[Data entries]
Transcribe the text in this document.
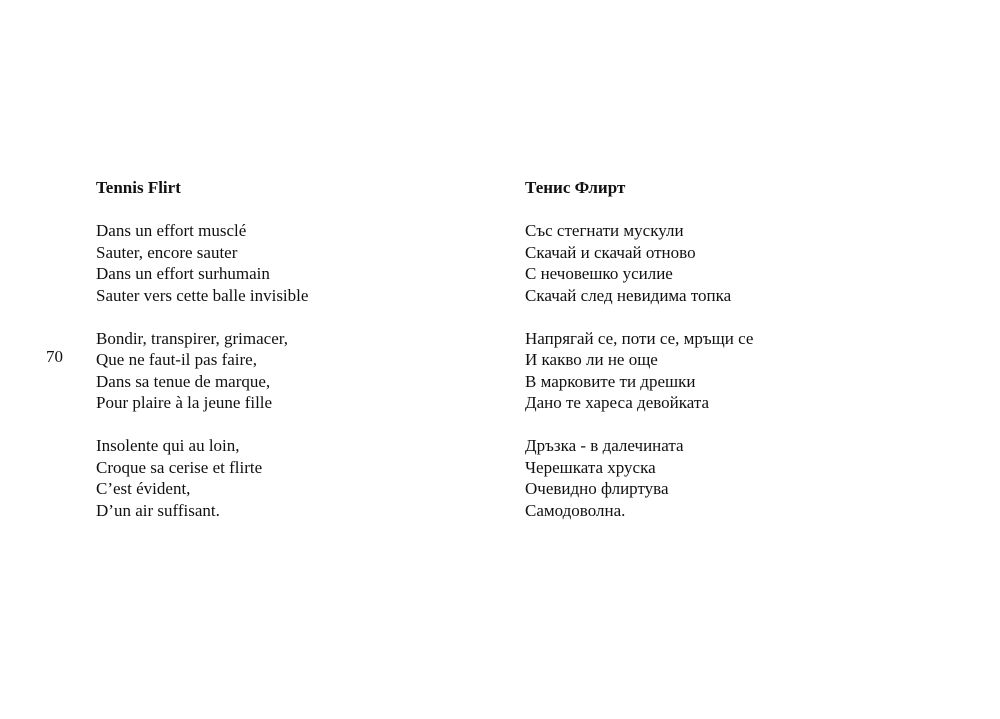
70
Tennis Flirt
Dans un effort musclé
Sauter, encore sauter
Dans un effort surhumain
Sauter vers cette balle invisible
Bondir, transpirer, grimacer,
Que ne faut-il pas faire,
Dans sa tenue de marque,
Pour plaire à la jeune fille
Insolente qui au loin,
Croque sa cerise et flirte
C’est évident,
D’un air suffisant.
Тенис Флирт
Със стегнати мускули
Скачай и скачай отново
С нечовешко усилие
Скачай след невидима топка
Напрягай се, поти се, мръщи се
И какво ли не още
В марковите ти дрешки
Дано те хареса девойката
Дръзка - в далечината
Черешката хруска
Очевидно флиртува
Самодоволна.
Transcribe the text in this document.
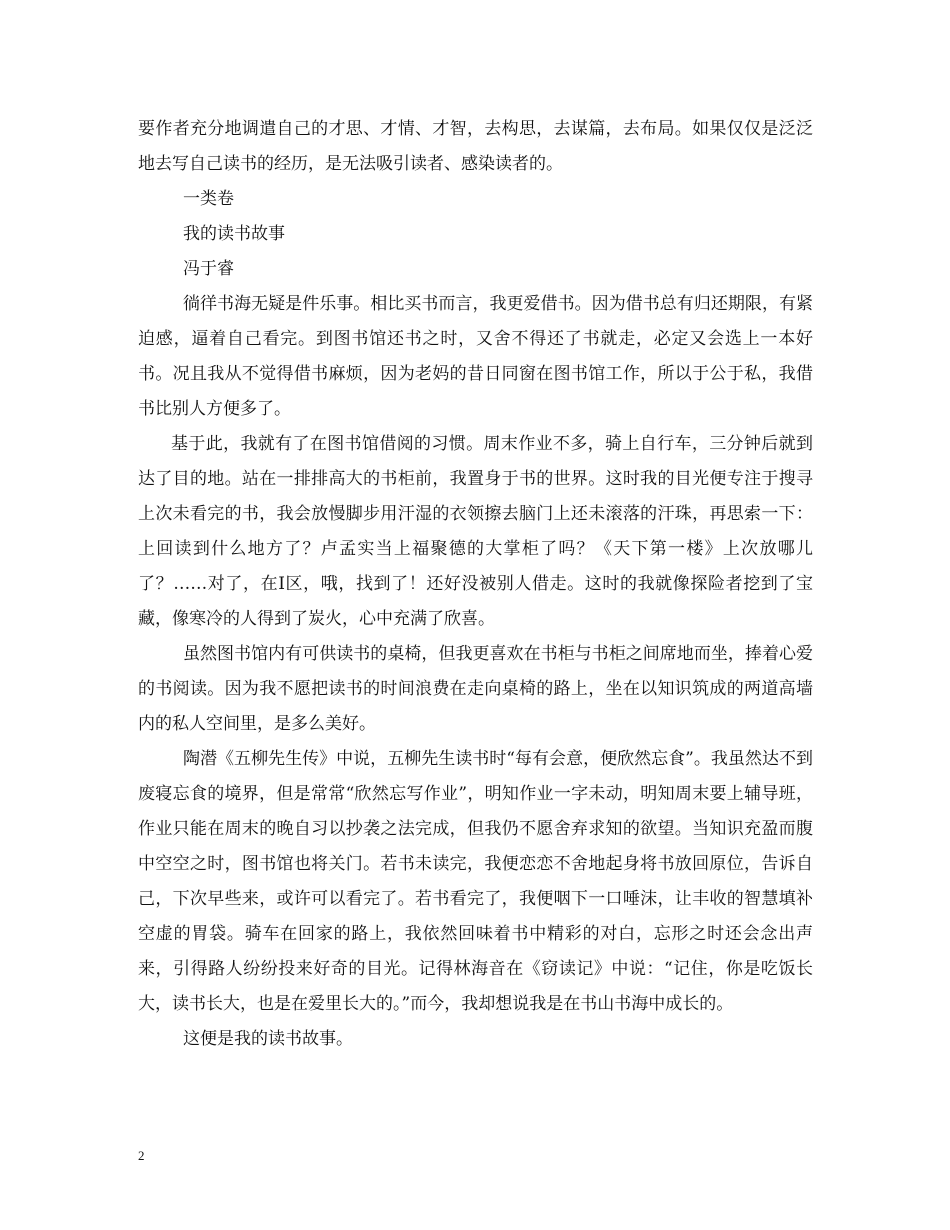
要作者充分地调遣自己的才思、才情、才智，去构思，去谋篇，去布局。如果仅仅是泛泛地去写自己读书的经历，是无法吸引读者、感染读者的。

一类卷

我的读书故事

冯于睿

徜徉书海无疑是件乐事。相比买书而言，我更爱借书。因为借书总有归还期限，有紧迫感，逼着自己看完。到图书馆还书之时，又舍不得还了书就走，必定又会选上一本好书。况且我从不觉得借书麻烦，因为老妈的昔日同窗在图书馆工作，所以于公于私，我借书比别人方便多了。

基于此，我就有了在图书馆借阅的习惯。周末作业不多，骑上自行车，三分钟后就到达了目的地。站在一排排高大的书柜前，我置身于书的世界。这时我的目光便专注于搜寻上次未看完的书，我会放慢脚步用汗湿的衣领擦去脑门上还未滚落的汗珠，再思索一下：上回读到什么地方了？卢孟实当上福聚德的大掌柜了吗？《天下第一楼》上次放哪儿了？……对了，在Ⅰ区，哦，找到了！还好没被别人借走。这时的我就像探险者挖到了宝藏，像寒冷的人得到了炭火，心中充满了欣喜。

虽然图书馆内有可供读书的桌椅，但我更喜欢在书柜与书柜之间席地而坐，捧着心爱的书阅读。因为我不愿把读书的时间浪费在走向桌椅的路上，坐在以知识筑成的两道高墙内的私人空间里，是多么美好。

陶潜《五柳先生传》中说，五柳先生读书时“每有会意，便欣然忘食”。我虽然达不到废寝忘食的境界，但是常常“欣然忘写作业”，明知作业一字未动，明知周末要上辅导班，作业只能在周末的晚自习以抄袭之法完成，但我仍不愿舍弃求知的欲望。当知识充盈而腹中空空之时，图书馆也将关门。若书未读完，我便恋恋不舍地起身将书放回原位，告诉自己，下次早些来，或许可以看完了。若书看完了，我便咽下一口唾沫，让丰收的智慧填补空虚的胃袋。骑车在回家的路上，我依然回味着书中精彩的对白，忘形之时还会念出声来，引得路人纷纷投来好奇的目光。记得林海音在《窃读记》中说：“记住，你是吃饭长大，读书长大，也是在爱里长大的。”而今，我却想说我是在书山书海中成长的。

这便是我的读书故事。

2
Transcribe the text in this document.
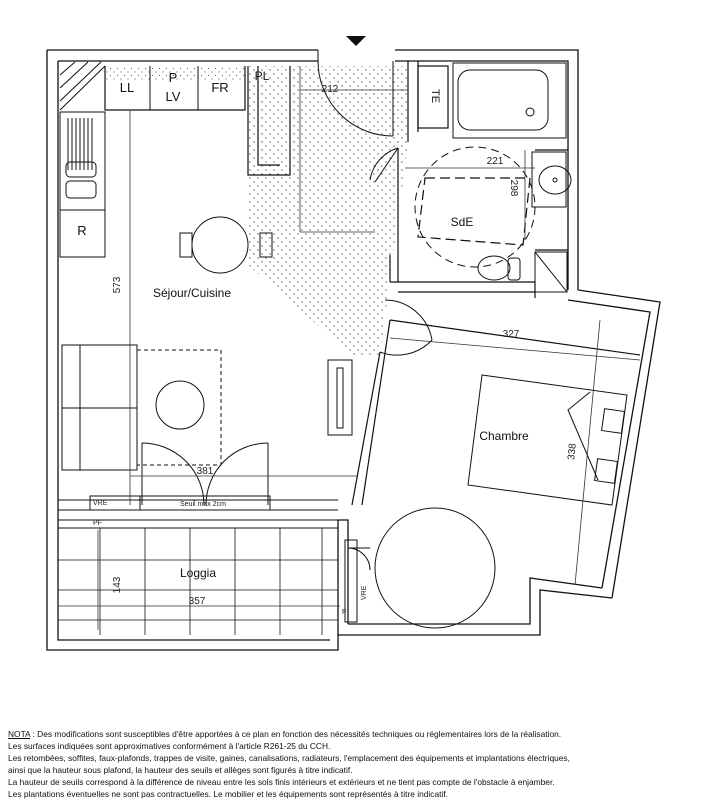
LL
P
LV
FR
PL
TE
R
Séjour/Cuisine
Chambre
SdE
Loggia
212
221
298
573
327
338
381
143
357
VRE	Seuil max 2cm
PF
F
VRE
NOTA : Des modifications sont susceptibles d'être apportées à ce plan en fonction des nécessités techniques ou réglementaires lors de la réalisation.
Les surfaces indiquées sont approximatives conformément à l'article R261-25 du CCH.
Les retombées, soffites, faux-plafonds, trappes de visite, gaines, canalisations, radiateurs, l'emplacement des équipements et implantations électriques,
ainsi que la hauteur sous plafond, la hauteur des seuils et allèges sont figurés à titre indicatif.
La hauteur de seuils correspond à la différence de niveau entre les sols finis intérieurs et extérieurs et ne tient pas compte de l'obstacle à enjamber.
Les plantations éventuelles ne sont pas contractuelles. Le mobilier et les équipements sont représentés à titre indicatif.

---

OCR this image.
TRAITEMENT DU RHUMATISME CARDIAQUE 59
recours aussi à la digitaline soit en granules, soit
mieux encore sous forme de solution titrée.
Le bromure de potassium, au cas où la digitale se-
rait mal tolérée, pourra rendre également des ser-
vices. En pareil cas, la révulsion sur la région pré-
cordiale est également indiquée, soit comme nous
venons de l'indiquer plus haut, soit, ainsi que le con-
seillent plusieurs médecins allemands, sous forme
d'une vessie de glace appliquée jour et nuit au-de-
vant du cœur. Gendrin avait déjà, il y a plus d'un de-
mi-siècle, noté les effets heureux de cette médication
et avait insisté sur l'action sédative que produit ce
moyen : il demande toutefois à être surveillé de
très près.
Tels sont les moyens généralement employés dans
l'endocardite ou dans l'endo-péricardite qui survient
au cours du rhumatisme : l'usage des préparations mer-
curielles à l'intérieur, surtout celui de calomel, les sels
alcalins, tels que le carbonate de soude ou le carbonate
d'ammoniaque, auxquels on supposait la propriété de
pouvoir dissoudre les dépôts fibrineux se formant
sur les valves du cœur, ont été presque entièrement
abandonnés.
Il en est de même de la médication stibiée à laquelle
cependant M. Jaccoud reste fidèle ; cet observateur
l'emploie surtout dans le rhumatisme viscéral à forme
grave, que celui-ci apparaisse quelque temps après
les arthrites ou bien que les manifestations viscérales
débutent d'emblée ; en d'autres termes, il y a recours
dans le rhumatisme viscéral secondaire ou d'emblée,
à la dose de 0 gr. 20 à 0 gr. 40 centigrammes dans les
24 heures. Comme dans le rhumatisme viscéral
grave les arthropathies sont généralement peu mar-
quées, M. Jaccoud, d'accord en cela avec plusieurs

---

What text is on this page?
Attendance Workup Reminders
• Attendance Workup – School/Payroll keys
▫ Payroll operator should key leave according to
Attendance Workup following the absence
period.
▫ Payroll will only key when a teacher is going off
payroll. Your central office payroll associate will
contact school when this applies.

*Stated exercise*
All lines holding the word "when" should be picked out and copied.

*Written answer*
▫ Payroll will only key when a teacher is going off
contact school when this applies.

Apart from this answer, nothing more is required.